_What you should do_.
The records below must be transcribed exactly. Do not include the pictures.

• • • •

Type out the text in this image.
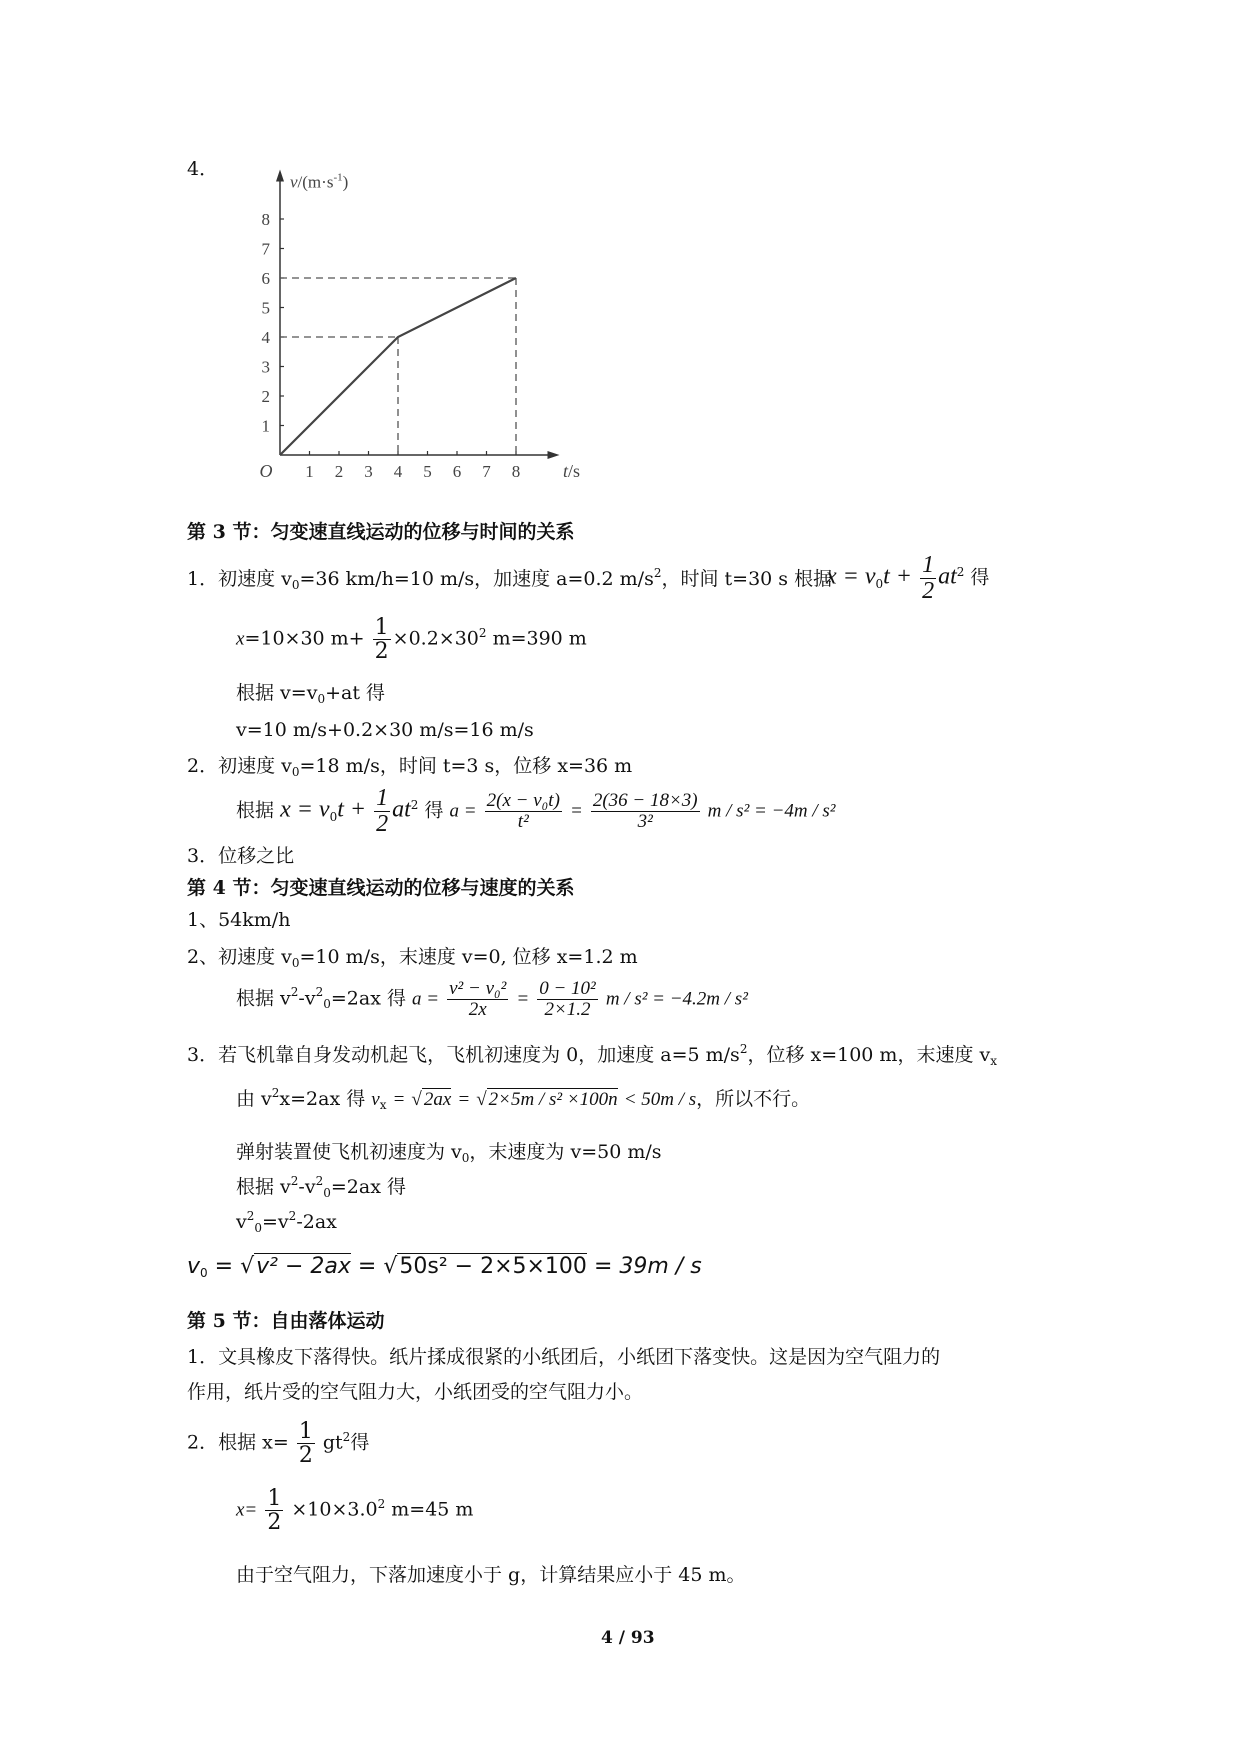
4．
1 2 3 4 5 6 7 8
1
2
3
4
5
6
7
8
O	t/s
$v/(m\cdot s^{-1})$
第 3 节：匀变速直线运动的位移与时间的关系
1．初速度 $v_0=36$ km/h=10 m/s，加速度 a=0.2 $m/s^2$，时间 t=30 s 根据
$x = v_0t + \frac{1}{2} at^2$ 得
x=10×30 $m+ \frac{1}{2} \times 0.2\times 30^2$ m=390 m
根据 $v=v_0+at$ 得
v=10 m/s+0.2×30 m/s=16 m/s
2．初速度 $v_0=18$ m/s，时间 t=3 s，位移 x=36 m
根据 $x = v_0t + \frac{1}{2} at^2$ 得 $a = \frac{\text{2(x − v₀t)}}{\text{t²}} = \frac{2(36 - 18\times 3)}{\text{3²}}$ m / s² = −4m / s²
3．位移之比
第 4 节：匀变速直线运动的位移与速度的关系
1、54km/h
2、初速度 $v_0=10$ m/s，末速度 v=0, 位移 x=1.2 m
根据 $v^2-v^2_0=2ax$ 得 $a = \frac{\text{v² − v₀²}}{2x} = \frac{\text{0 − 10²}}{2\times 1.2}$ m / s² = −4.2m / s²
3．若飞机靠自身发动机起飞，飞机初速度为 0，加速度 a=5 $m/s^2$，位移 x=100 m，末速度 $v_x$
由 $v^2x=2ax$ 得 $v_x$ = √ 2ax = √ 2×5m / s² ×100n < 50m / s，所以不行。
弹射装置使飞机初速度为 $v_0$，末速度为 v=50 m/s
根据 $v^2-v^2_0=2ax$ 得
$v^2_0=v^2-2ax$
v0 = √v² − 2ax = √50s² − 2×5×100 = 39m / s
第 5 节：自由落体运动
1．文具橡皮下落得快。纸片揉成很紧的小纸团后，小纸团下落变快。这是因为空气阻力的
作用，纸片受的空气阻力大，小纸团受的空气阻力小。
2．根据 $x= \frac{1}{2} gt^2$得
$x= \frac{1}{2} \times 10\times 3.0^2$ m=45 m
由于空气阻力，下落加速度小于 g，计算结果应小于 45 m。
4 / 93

• • • •

_Exercise answer_.
Type out the text in this image.
4．
1 2 3 4 5 6 7 8
1
2
3
4
5
6
7
8
O	t/s
$v/(m\cdot s^{-1})$
第 3 节：匀变速直线运动的位移与时间的关系
1．初速度 $v_0=36$ km/h=10 m/s，加速度 a=0.2 $m/s^2$，时间 t=30 s 根据
$x = v_0t + \frac{1}{2} at^2$ 得
x=10×30 $m+ \frac{1}{2} \times 0.2\times 30^2$ m=390 m
根据 $v=v_0+at$ 得
v=10 m/s+0.2×30 m/s=16 m/s
2．初速度 $v_0=18$ m/s，时间 t=3 s，位移 x=36 m
根据 $x = v_0t + \frac{1}{2} at^2$ 得 $a = \frac{\text{2(x − v₀t)}}{\text{t²}} = \frac{2(36 - 18\times 3)}{\text{3²}}$ m / s² = −4m / s²
3．位移之比
第 4 节：匀变速直线运动的位移与速度的关系
1、54km/h
2、初速度 $v_0=10$ m/s，末速度 v=0, 位移 x=1.2 m
根据 $v^2-v^2_0=2ax$ 得 $a = \frac{\text{v² − v₀²}}{2x} = \frac{\text{0 − 10²}}{2\times 1.2}$ m / s² = −4.2m / s²
3．若飞机靠自身发动机起飞，飞机初速度为 0，加速度 a=5 $m/s^2$，位移 x=100 m，末速度 $v_x$
由 $v^2x=2ax$ 得 $v_x$ = √ 2ax = √ 2×5m / s² ×100n < 50m / s，所以不行。
弹射装置使飞机初速度为 $v_0$，末速度为 v=50 m/s
根据 $v^2-v^2_0=2ax$ 得
$v^2_0=v^2-2ax$
v0 = √v² − 2ax = √50s² − 2×5×100 = 39m / s
第 5 节：自由落体运动
1．文具橡皮下落得快。纸片揉成很紧的小纸团后，小纸团下落变快。这是因为空气阻力的
作用，纸片受的空气阻力大，小纸团受的空气阻力小。
2．根据 $x= \frac{1}{2} gt^2$得
$x= \frac{1}{2} \times 10\times 3.0^2$ m=45 m
由于空气阻力，下落加速度小于 g，计算结果应小于 45 m。
4 / 93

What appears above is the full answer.